***** Record set
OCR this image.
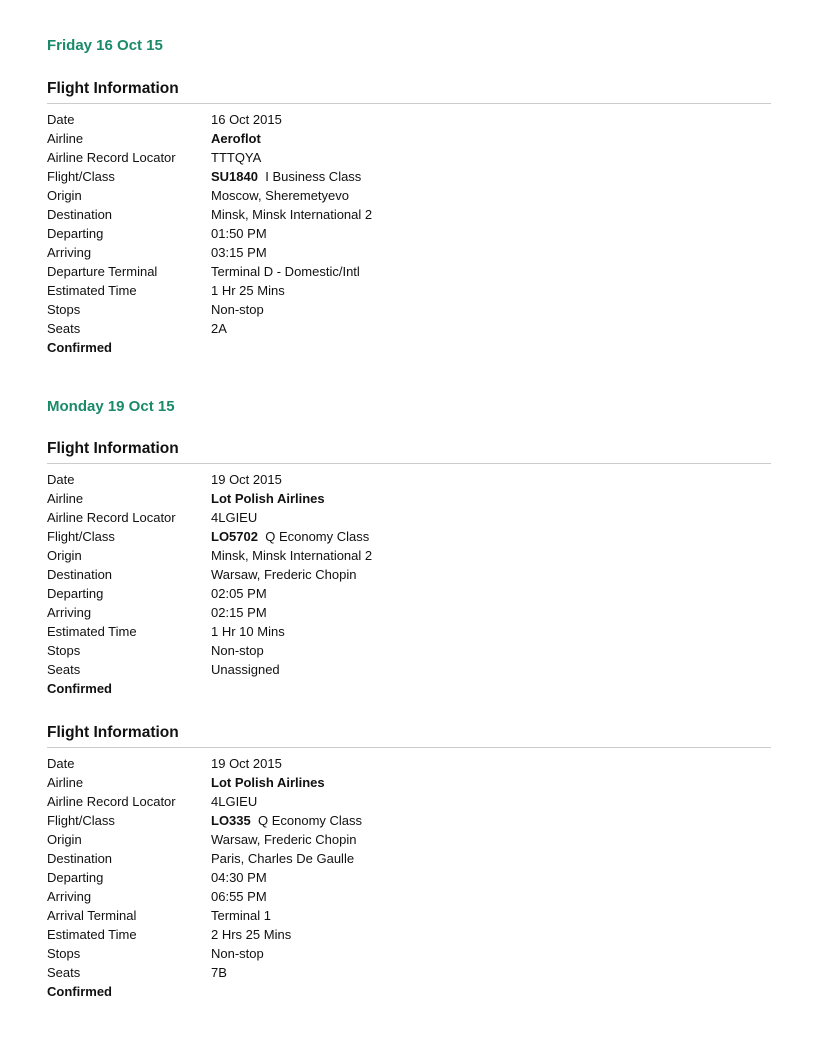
Friday 16 Oct 15
Flight Information
Date	16 Oct 2015
Airline	Aeroflot
Airline Record Locator	TTTQYA
Flight/Class	SU1840 I Business Class
Origin	Moscow, Sheremetyevo
Destination	Minsk, Minsk International 2
Departing	01:50 PM
Arriving	03:15 PM
Departure Terminal	Terminal D - Domestic/Intl
Estimated Time	1 Hr 25 Mins
Stops	Non-stop
Seats	2A
Confirmed
Monday 19 Oct 15
Flight Information
Date	19 Oct 2015
Airline	Lot Polish Airlines
Airline Record Locator	4LGIEU
Flight/Class	LO5702 Q Economy Class
Origin	Minsk, Minsk International 2
Destination	Warsaw, Frederic Chopin
Departing	02:05 PM
Arriving	02:15 PM
Estimated Time	1 Hr 10 Mins
Stops	Non-stop
Seats	Unassigned
Confirmed
Flight Information
Date	19 Oct 2015
Airline	Lot Polish Airlines
Airline Record Locator	4LGIEU
Flight/Class	LO335 Q Economy Class
Origin	Warsaw, Frederic Chopin
Destination	Paris, Charles De Gaulle
Departing	04:30 PM
Arriving	06:55 PM
Arrival Terminal	Terminal 1
Estimated Time	2 Hrs 25 Mins
Stops	Non-stop
Seats	7B
Confirmed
**********
◆ What the exercise asks:
Extract every line of the records above that contains the word "Destination".

◆ Output of the task:
Destination	Minsk, Minsk International 2
Destination	Warsaw, Frederic Chopin
Destination	Paris, Charles De Gaulle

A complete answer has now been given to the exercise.